■ **WHAT IS BEING ASKED**:
Search the listing for "plain" and copy every line where it appears.

# INPUT RECORDS start

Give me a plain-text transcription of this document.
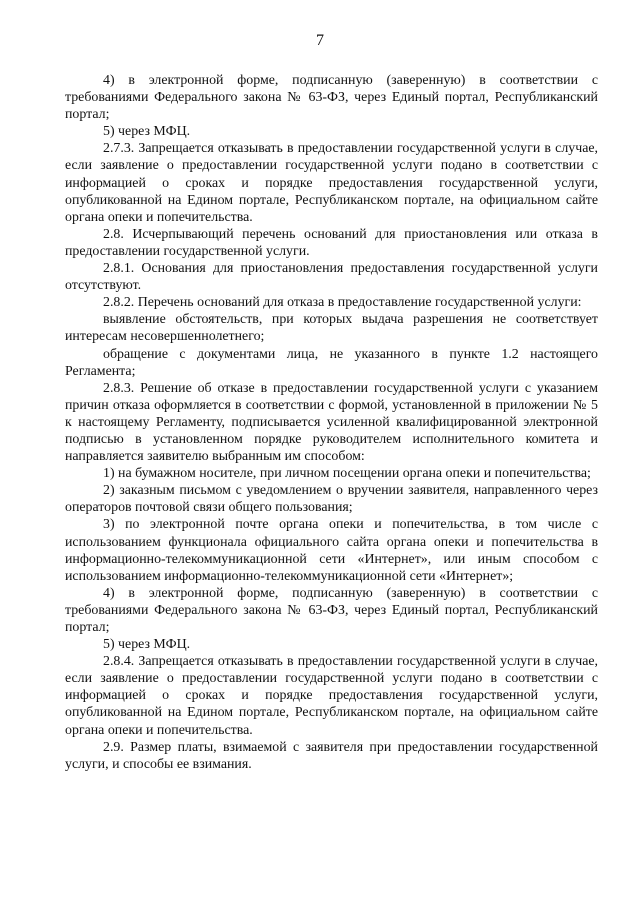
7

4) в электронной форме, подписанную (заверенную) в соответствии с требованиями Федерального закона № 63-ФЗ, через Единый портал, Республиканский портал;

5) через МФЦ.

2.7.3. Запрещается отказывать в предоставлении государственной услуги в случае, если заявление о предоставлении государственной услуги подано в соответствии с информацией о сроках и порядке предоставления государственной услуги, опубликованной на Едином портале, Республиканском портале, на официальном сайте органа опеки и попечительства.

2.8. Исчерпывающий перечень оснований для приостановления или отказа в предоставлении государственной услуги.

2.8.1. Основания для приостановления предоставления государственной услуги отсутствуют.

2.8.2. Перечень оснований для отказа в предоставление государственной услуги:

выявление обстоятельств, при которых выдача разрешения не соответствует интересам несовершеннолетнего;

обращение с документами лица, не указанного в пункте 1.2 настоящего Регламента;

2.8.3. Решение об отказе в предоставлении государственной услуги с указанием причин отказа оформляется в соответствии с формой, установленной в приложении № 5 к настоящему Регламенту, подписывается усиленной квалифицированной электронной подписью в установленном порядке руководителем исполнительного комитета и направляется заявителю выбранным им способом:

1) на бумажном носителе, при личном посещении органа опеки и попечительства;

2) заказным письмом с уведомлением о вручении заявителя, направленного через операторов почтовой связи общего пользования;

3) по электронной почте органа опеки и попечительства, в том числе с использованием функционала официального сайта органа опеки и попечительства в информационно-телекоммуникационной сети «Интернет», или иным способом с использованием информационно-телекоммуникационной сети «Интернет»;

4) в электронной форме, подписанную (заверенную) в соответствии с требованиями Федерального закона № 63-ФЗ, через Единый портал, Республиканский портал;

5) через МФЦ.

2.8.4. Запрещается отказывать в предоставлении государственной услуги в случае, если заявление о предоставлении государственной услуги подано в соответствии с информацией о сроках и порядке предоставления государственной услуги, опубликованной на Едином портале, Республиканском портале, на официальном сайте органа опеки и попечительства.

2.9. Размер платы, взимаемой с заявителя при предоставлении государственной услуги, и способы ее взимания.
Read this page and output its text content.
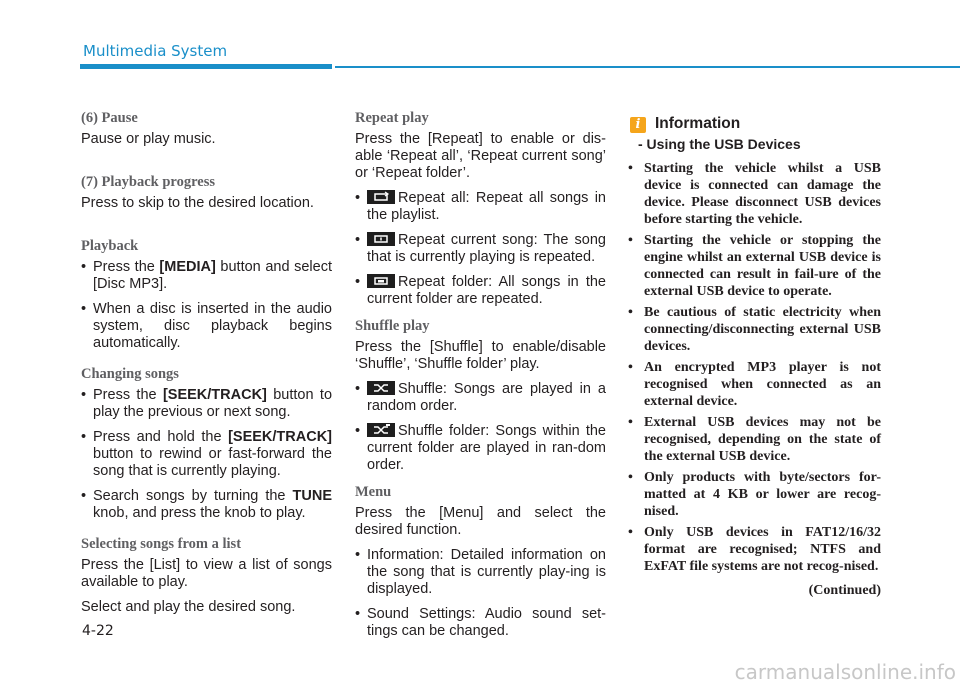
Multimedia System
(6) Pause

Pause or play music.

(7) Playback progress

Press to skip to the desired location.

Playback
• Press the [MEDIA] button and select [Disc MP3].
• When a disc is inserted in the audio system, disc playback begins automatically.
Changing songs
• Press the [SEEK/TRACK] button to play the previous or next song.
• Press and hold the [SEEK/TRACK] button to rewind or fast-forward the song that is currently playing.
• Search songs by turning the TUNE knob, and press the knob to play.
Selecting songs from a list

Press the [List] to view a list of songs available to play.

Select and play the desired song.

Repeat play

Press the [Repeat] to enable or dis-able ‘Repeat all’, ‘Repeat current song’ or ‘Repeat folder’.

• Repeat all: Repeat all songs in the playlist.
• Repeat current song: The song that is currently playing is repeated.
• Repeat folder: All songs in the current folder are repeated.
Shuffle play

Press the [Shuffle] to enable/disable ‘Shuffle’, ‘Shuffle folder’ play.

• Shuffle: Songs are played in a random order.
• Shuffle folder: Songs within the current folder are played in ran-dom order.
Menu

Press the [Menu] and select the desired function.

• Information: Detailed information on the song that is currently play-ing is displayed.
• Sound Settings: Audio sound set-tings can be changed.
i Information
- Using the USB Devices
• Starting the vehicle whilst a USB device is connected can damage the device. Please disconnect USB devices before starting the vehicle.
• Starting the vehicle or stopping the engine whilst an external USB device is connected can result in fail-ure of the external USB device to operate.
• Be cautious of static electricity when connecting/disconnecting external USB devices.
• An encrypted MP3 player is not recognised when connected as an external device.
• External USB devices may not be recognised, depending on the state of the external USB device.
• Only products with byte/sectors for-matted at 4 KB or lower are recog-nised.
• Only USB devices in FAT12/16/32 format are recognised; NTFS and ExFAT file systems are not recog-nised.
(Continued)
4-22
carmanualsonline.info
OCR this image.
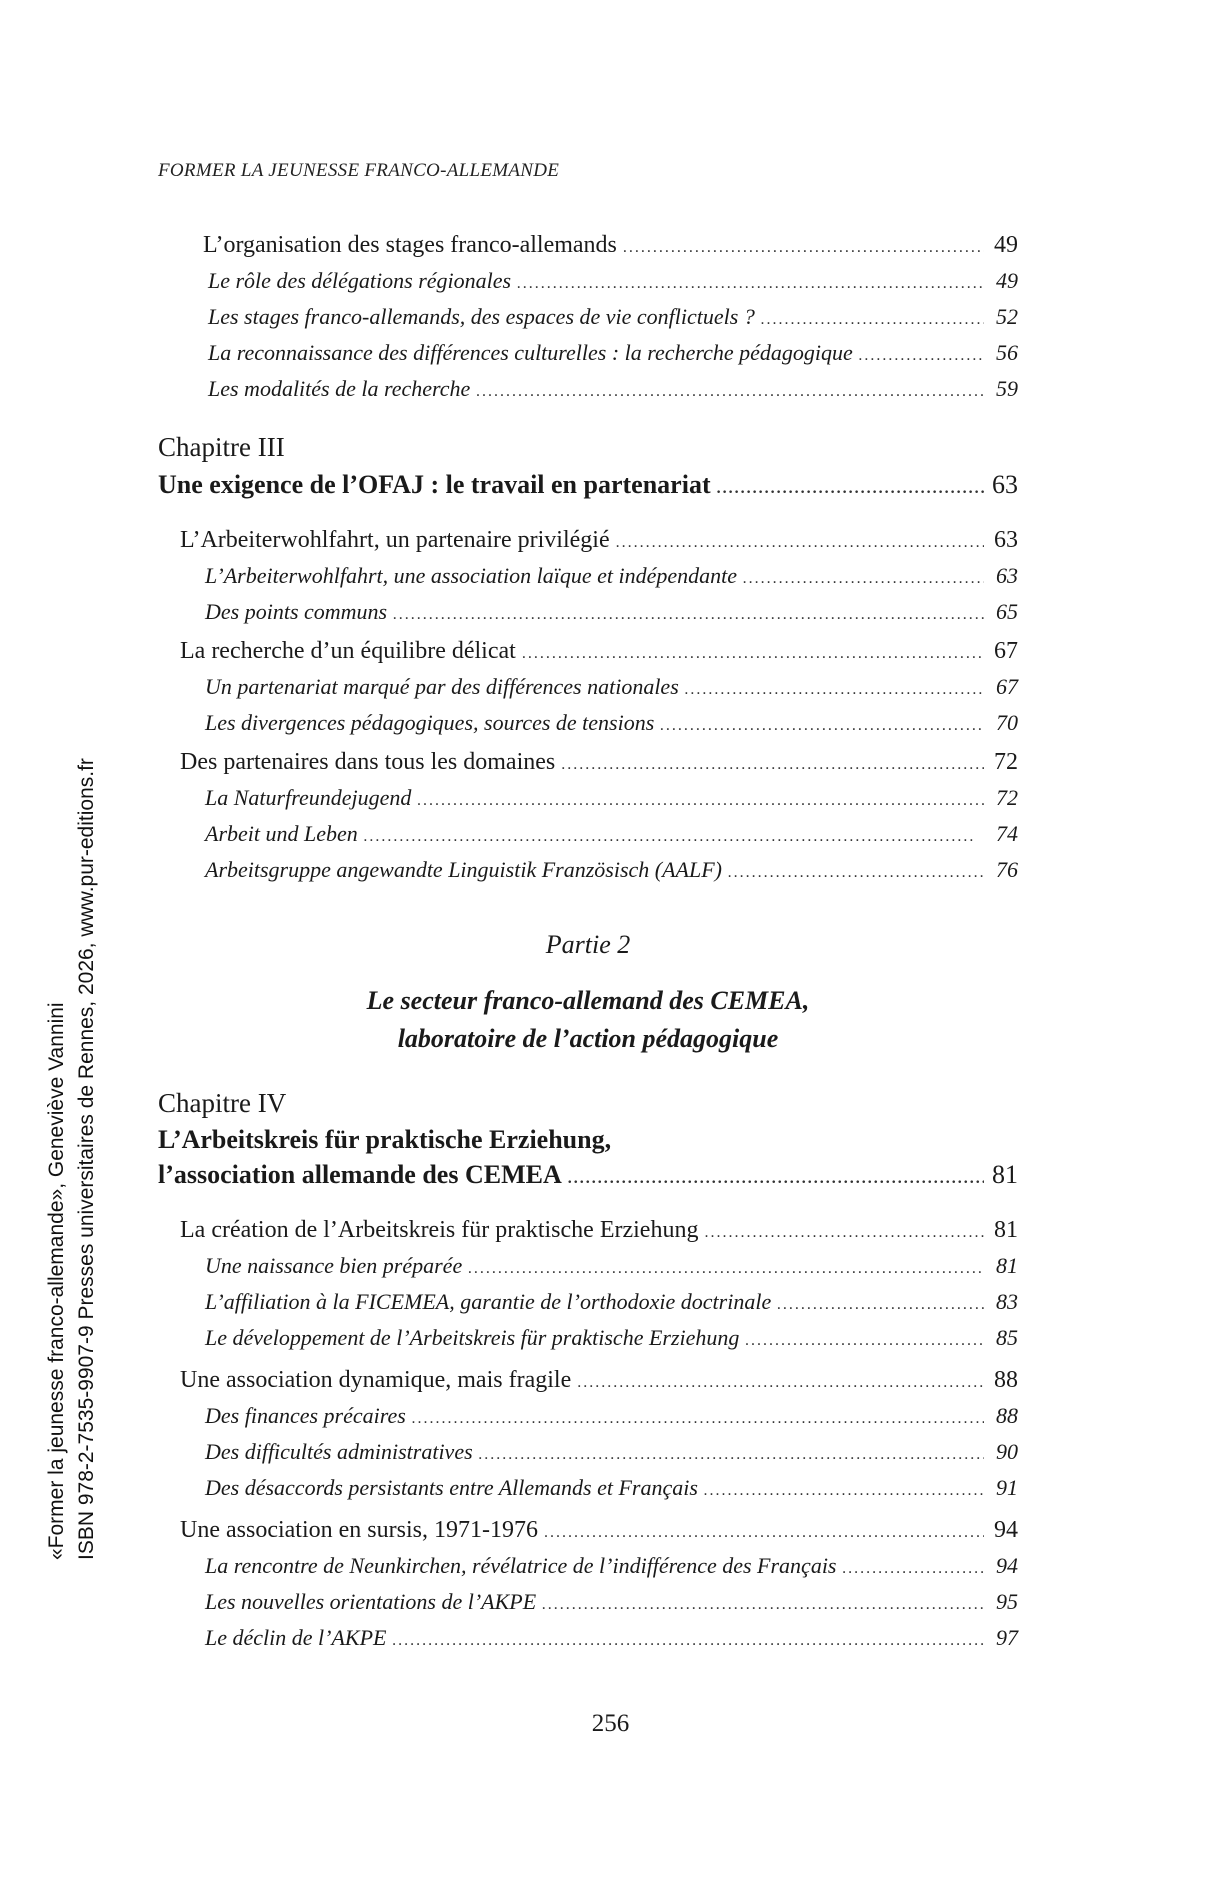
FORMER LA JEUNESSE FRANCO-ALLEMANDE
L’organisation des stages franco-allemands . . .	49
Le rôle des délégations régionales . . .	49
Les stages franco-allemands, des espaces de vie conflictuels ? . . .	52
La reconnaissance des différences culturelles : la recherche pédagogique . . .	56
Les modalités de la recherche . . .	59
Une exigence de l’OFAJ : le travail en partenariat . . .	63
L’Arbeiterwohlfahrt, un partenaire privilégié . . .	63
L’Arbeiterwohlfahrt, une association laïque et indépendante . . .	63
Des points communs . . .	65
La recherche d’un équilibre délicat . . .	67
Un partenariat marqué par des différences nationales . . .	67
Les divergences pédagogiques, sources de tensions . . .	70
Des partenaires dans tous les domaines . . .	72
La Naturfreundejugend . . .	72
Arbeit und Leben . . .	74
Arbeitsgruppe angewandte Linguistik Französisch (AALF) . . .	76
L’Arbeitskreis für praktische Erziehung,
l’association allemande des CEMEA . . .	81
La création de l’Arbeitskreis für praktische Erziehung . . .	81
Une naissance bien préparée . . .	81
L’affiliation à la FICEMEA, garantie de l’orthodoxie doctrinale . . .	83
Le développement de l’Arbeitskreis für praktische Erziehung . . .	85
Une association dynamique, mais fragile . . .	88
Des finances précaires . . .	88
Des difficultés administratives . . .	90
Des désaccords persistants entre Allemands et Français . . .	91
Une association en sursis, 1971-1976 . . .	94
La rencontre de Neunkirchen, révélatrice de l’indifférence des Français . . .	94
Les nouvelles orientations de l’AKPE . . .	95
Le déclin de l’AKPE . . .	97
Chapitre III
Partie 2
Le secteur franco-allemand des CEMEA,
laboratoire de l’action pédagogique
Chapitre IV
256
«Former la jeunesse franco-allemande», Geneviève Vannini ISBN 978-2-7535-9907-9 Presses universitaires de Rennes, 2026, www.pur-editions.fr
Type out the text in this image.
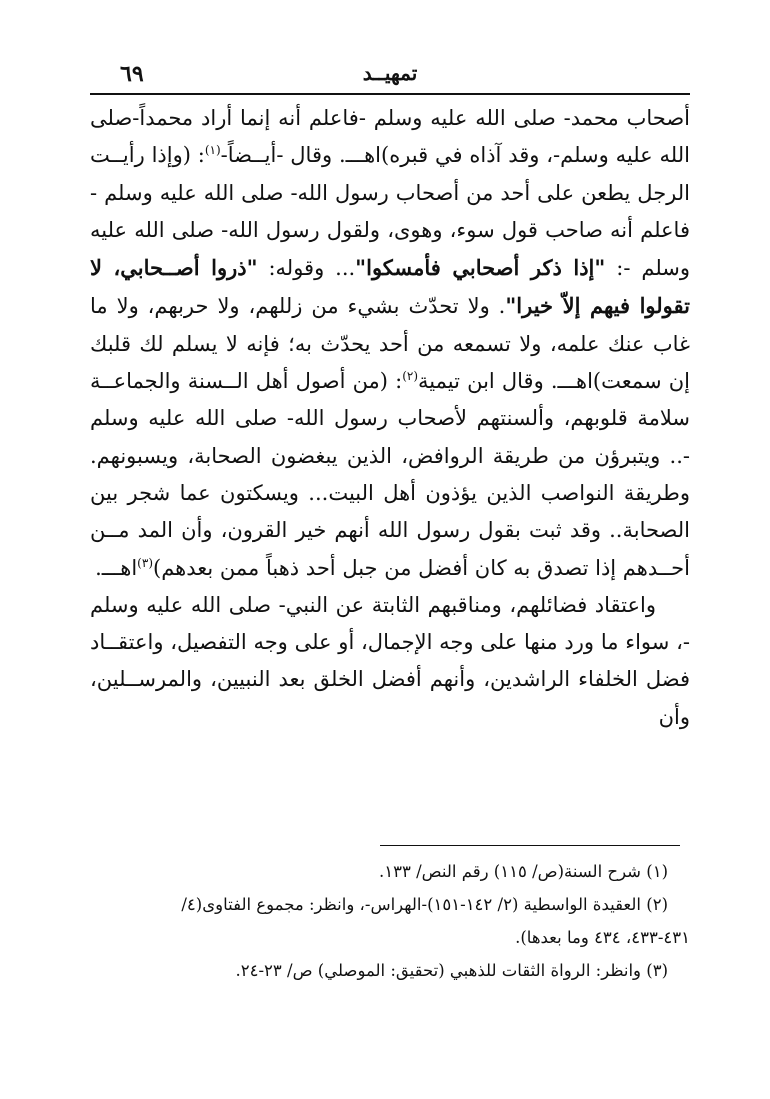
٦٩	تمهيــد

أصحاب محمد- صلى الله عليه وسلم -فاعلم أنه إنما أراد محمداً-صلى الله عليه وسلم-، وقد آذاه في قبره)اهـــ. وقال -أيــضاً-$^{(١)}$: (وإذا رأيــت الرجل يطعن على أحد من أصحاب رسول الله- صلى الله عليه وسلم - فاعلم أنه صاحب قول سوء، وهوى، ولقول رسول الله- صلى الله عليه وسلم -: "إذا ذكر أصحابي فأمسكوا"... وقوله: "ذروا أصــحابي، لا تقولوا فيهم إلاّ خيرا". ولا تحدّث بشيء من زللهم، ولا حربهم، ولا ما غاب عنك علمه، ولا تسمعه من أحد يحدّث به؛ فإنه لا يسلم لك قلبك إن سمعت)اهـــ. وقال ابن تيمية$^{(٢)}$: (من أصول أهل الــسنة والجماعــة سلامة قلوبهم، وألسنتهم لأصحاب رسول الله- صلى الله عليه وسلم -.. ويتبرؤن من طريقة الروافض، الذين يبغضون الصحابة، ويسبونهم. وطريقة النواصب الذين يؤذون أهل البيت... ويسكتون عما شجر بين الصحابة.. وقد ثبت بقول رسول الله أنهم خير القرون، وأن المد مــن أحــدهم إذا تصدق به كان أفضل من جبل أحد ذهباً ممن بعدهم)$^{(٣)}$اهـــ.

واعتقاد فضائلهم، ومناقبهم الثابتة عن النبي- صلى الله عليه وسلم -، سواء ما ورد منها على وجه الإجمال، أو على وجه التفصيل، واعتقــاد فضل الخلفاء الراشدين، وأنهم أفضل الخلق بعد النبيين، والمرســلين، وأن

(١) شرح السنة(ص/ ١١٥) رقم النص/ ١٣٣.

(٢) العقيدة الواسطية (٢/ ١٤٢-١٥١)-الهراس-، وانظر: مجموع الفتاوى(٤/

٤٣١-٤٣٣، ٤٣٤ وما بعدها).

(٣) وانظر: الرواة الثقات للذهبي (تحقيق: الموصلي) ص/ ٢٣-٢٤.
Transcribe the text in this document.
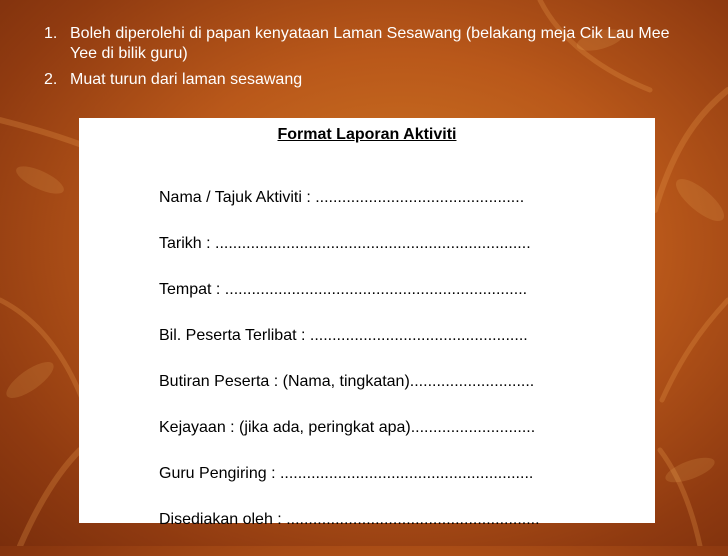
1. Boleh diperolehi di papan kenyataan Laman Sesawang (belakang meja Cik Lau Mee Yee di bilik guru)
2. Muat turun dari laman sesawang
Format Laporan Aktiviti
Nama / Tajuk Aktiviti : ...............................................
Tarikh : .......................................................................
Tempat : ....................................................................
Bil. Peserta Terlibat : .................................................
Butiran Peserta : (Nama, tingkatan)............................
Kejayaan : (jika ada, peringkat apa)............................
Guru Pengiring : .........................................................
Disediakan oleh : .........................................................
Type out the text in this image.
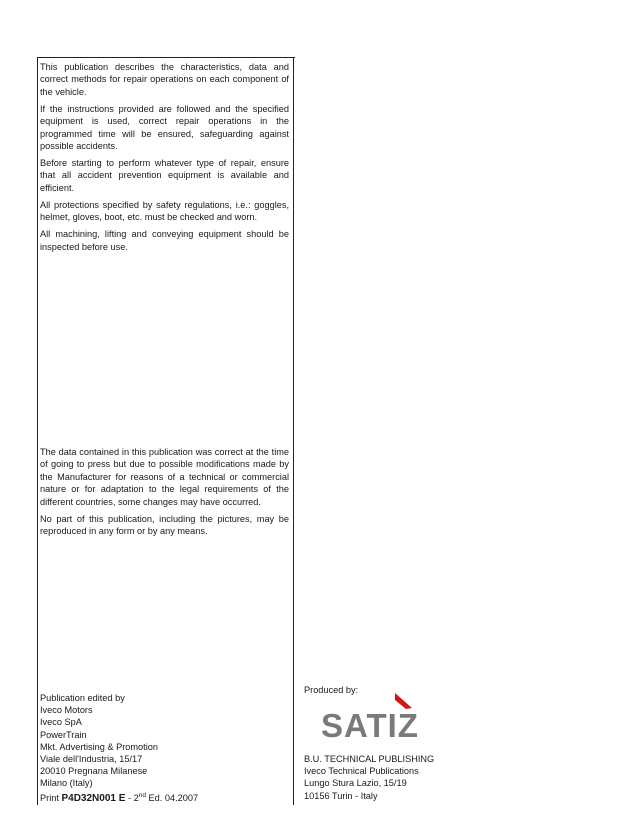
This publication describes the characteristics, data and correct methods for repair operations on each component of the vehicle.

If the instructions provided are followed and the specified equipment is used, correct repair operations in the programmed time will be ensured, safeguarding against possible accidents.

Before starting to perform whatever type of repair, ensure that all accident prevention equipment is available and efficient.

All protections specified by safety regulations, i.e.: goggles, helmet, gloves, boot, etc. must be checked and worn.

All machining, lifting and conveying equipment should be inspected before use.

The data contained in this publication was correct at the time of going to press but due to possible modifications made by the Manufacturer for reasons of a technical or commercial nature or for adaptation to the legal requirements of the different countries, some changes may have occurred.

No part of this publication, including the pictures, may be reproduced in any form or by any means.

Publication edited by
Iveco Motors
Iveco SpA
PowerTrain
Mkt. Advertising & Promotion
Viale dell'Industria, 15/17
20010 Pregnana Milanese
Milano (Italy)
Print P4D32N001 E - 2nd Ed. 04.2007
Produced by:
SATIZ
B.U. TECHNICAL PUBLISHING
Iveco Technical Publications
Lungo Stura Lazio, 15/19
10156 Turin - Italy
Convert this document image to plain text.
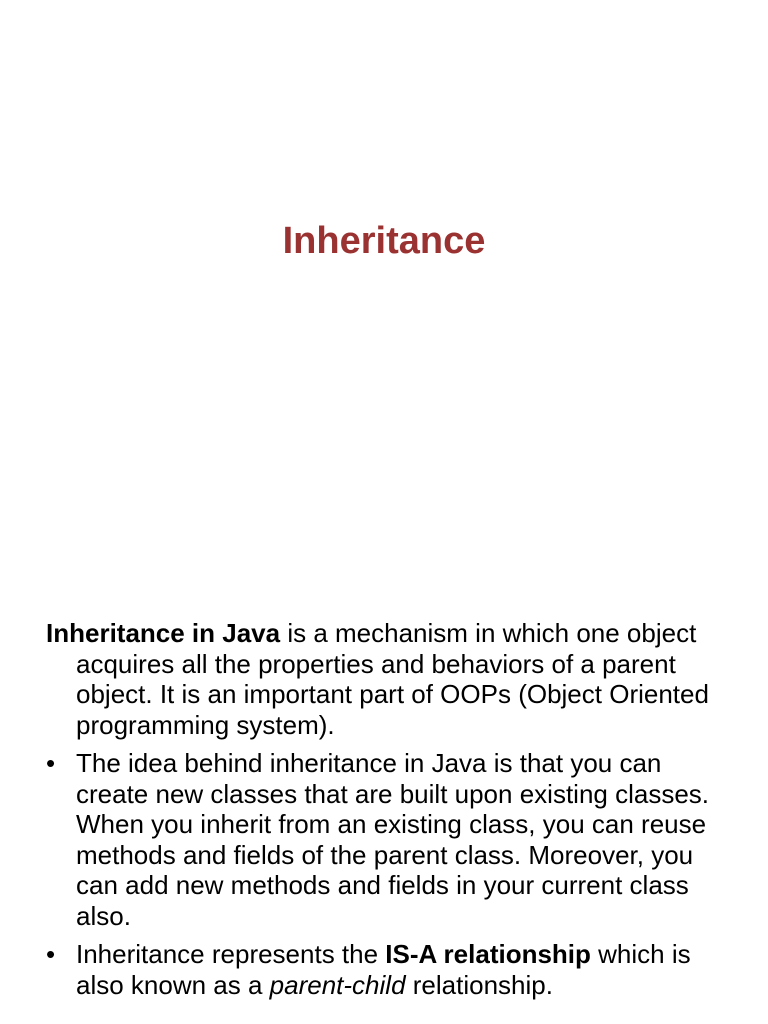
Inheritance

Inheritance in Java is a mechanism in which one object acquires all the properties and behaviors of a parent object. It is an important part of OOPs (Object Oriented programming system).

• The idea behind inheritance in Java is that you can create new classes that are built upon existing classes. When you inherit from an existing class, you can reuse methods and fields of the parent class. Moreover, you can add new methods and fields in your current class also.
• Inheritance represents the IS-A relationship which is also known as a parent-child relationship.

# INPUT RECORDS end

■ **CORRECT RESULT**:
Give me a plain-text transcription of this document.
Convert this document image to plain text.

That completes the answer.